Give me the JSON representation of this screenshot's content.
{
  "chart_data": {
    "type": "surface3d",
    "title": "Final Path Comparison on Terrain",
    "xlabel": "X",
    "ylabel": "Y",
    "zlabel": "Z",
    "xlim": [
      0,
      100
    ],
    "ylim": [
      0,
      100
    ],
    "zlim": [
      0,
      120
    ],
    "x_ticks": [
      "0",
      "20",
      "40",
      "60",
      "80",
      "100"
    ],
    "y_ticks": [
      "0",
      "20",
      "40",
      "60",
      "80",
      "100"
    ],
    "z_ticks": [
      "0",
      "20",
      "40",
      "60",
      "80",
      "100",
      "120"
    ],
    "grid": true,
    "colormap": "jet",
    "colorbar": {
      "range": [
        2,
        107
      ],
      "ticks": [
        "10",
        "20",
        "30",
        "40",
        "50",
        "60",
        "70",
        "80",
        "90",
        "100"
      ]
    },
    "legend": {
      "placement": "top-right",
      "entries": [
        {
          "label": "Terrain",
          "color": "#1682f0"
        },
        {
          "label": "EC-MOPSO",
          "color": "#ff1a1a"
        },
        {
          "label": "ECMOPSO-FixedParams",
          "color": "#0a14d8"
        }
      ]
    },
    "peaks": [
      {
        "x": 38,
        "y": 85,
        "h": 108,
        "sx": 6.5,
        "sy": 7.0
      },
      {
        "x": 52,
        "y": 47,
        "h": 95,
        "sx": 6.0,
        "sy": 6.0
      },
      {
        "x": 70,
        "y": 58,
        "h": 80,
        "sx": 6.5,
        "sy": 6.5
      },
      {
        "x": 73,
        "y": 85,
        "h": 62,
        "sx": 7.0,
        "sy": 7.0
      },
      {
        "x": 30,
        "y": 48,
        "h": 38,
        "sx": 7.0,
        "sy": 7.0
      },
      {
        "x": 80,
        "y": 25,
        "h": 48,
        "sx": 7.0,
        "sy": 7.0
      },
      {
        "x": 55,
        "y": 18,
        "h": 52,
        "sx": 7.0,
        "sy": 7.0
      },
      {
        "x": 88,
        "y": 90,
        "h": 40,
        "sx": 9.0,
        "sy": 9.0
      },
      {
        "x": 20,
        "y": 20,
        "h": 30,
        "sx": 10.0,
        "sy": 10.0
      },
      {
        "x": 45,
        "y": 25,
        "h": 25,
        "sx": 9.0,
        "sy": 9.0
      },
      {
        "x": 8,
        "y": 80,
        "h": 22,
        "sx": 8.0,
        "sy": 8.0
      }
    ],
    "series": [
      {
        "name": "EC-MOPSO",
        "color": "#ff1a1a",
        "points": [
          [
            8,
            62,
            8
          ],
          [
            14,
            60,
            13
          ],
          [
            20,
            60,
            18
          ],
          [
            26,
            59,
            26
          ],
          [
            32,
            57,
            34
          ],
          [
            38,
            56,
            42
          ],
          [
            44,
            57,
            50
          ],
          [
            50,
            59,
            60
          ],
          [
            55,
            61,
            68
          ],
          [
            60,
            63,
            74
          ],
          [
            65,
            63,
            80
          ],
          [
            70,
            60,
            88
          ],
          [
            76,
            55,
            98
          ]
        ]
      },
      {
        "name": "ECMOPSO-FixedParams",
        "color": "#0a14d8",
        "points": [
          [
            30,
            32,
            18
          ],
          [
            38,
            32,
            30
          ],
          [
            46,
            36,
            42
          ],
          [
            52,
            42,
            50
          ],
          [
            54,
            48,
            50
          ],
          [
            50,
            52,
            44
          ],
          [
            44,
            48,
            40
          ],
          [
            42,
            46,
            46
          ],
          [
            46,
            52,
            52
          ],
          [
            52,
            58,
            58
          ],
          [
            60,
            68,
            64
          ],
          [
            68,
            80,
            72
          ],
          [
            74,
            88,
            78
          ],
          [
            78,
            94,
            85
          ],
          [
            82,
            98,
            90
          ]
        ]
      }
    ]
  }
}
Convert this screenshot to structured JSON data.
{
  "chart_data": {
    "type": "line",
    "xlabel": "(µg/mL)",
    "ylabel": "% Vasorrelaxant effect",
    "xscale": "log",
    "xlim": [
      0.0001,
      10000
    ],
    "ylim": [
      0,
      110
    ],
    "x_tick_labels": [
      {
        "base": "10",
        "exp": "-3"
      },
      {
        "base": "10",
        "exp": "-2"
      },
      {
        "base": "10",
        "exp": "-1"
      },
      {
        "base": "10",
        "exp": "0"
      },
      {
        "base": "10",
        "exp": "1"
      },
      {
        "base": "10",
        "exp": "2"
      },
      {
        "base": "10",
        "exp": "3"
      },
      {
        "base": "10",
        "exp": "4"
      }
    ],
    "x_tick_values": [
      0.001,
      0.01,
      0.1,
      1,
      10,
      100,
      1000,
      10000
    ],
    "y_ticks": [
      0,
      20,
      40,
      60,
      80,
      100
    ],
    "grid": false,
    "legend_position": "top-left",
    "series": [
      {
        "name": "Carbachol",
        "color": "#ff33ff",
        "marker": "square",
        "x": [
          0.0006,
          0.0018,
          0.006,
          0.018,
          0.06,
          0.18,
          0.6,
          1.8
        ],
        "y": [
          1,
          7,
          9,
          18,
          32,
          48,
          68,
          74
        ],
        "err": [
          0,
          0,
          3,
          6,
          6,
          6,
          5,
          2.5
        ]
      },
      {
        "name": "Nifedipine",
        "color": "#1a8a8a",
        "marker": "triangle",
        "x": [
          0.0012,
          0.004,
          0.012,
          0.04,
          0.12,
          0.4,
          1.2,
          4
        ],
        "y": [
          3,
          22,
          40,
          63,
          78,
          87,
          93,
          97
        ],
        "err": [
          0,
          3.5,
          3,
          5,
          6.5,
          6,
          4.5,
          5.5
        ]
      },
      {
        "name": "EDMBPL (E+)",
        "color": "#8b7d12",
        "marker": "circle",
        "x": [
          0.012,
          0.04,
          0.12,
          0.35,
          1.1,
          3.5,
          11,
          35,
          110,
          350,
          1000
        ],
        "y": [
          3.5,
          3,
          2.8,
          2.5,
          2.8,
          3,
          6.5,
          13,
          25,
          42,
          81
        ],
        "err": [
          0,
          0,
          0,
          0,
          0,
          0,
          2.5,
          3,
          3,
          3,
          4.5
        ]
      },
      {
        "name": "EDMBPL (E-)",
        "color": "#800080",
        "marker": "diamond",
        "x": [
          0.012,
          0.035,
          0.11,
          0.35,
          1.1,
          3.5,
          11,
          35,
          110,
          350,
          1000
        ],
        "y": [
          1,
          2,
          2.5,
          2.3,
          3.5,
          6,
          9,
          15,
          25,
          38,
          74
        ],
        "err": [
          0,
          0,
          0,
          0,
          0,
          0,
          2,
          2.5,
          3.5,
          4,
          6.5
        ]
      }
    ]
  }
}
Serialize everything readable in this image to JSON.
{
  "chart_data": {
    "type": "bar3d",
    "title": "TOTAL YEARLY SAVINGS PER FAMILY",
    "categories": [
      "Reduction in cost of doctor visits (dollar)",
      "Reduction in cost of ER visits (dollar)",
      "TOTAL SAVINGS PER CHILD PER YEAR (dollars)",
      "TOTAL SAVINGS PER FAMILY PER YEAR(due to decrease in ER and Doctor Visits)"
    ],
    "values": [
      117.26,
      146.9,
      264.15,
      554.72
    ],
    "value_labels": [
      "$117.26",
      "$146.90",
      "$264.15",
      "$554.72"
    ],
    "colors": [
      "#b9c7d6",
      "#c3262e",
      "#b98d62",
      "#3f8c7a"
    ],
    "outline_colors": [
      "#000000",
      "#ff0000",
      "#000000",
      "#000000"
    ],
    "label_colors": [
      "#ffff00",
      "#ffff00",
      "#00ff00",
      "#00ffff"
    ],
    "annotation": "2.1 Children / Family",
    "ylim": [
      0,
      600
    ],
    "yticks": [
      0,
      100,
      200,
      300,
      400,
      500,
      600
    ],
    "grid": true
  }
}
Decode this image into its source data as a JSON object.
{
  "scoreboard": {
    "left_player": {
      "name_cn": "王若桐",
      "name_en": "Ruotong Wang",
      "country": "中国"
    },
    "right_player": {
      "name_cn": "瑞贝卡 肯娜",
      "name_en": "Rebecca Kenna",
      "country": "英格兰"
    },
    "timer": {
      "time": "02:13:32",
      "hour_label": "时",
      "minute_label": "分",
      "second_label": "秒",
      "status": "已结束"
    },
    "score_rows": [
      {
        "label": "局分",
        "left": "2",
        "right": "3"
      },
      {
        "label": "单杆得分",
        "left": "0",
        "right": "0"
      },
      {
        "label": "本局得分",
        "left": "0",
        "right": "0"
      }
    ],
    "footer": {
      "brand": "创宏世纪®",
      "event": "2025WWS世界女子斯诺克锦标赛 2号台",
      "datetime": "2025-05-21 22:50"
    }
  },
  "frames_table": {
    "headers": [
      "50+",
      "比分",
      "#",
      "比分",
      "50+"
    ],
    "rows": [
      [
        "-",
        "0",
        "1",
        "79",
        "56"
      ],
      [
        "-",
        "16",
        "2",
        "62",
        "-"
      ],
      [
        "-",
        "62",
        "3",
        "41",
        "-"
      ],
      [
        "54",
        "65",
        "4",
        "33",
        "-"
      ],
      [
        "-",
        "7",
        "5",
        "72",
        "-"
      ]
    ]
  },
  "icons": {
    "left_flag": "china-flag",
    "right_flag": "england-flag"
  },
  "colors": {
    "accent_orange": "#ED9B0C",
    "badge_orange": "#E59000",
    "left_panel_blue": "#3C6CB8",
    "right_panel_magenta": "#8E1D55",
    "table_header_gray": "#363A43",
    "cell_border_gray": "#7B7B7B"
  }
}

* **What you are asked to do**
Take every line that includes the string "ylabel" and copy it.

* **Answer in full**
    "ylabel": "Y",
    "ylabel": "% Vasorrelaxant effect",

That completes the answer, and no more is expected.